Below are some entries; can you quote all of them exactly?

————————

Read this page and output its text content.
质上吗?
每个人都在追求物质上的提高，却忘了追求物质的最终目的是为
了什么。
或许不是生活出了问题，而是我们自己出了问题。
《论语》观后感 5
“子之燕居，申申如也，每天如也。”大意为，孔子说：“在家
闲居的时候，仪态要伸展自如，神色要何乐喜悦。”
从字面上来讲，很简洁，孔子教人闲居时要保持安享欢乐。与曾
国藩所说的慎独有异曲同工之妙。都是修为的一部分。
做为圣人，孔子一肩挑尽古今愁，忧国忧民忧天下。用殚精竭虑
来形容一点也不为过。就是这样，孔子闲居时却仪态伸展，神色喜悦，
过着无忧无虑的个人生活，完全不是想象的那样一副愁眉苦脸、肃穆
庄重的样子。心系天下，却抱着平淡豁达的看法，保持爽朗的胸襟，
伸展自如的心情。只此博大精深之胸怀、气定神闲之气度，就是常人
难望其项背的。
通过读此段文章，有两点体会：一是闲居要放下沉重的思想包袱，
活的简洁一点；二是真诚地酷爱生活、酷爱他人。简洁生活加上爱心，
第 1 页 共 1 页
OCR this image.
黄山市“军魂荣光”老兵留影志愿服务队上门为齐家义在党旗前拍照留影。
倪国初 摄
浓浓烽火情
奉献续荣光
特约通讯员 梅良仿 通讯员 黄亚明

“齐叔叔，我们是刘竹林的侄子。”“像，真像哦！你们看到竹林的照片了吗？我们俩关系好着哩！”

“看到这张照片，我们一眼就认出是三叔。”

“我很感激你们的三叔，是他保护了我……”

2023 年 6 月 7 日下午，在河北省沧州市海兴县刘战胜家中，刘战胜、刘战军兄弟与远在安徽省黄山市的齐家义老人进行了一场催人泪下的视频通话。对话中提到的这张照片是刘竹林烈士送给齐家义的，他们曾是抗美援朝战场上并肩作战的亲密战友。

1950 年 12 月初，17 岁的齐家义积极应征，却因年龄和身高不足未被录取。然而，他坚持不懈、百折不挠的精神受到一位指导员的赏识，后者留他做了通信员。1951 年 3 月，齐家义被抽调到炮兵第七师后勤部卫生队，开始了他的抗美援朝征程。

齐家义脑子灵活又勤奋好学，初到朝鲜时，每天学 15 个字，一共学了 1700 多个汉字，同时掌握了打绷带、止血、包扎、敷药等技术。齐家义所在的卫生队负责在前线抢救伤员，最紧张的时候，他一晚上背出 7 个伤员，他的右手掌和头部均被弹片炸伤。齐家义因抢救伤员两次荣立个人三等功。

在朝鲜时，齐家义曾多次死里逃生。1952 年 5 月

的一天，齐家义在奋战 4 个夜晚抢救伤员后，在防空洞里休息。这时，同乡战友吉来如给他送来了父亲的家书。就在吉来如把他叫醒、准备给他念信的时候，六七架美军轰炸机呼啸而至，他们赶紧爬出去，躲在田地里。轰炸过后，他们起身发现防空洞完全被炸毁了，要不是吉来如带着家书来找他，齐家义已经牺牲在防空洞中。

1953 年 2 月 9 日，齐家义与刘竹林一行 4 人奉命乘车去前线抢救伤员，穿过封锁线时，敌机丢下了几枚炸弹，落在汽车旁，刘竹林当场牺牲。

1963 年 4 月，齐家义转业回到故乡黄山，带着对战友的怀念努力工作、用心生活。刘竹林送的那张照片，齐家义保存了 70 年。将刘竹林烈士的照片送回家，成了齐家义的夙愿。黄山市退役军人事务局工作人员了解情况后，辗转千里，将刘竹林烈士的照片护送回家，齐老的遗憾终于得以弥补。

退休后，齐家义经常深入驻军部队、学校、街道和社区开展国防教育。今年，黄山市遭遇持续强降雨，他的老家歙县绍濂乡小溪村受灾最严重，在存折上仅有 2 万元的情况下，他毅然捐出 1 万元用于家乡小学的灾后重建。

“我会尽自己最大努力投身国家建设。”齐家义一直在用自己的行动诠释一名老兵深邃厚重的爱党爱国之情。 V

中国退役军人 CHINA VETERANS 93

————————

- **OUTPUT BELOW**:
Read this page and output its text content.
质上吗?
每个人都在追求物质上的提高，却忘了追求物质的最终目的是为
了什么。
或许不是生活出了问题，而是我们自己出了问题。
《论语》观后感 5
“子之燕居，申申如也，每天如也。”大意为，孔子说：“在家
闲居的时候，仪态要伸展自如，神色要何乐喜悦。”
从字面上来讲，很简洁，孔子教人闲居时要保持安享欢乐。与曾
国藩所说的慎独有异曲同工之妙。都是修为的一部分。
做为圣人，孔子一肩挑尽古今愁，忧国忧民忧天下。用殚精竭虑
来形容一点也不为过。就是这样，孔子闲居时却仪态伸展，神色喜悦，
过着无忧无虑的个人生活，完全不是想象的那样一副愁眉苦脸、肃穆
庄重的样子。心系天下，却抱着平淡豁达的看法，保持爽朗的胸襟，
伸展自如的心情。只此博大精深之胸怀、气定神闲之气度，就是常人
难望其项背的。
通过读此段文章，有两点体会：一是闲居要放下沉重的思想包袱，
活的简洁一点；二是真诚地酷爱生活、酷爱他人。简洁生活加上爱心，
第 1 页 共 1 页
OCR this image.
黄山市“军魂荣光”老兵留影志愿服务队上门为齐家义在党旗前拍照留影。
倪国初 摄
浓浓烽火情
奉献续荣光
特约通讯员 梅良仿 通讯员 黄亚明

“齐叔叔，我们是刘竹林的侄子。”“像，真像哦！你们看到竹林的照片了吗？我们俩关系好着哩！”

“看到这张照片，我们一眼就认出是三叔。”

“我很感激你们的三叔，是他保护了我……”

2023 年 6 月 7 日下午，在河北省沧州市海兴县刘战胜家中，刘战胜、刘战军兄弟与远在安徽省黄山市的齐家义老人进行了一场催人泪下的视频通话。对话中提到的这张照片是刘竹林烈士送给齐家义的，他们曾是抗美援朝战场上并肩作战的亲密战友。

1950 年 12 月初，17 岁的齐家义积极应征，却因年龄和身高不足未被录取。然而，他坚持不懈、百折不挠的精神受到一位指导员的赏识，后者留他做了通信员。1951 年 3 月，齐家义被抽调到炮兵第七师后勤部卫生队，开始了他的抗美援朝征程。

齐家义脑子灵活又勤奋好学，初到朝鲜时，每天学 15 个字，一共学了 1700 多个汉字，同时掌握了打绷带、止血、包扎、敷药等技术。齐家义所在的卫生队负责在前线抢救伤员，最紧张的时候，他一晚上背出 7 个伤员，他的右手掌和头部均被弹片炸伤。齐家义因抢救伤员两次荣立个人三等功。

在朝鲜时，齐家义曾多次死里逃生。1952 年 5 月

的一天，齐家义在奋战 4 个夜晚抢救伤员后，在防空洞里休息。这时，同乡战友吉来如给他送来了父亲的家书。就在吉来如把他叫醒、准备给他念信的时候，六七架美军轰炸机呼啸而至，他们赶紧爬出去，躲在田地里。轰炸过后，他们起身发现防空洞完全被炸毁了，要不是吉来如带着家书来找他，齐家义已经牺牲在防空洞中。

1953 年 2 月 9 日，齐家义与刘竹林一行 4 人奉命乘车去前线抢救伤员，穿过封锁线时，敌机丢下了几枚炸弹，落在汽车旁，刘竹林当场牺牲。

1963 年 4 月，齐家义转业回到故乡黄山，带着对战友的怀念努力工作、用心生活。刘竹林送的那张照片，齐家义保存了 70 年。将刘竹林烈士的照片送回家，成了齐家义的夙愿。黄山市退役军人事务局工作人员了解情况后，辗转千里，将刘竹林烈士的照片护送回家，齐老的遗憾终于得以弥补。

退休后，齐家义经常深入驻军部队、学校、街道和社区开展国防教育。今年，黄山市遭遇持续强降雨，他的老家歙县绍濂乡小溪村受灾最严重，在存折上仅有 2 万元的情况下，他毅然捐出 1 万元用于家乡小学的灾后重建。

“我会尽自己最大努力投身国家建设。”齐家义一直在用自己的行动诠释一名老兵深邃厚重的爱党爱国之情。 V

中国退役军人 CHINA VETERANS 93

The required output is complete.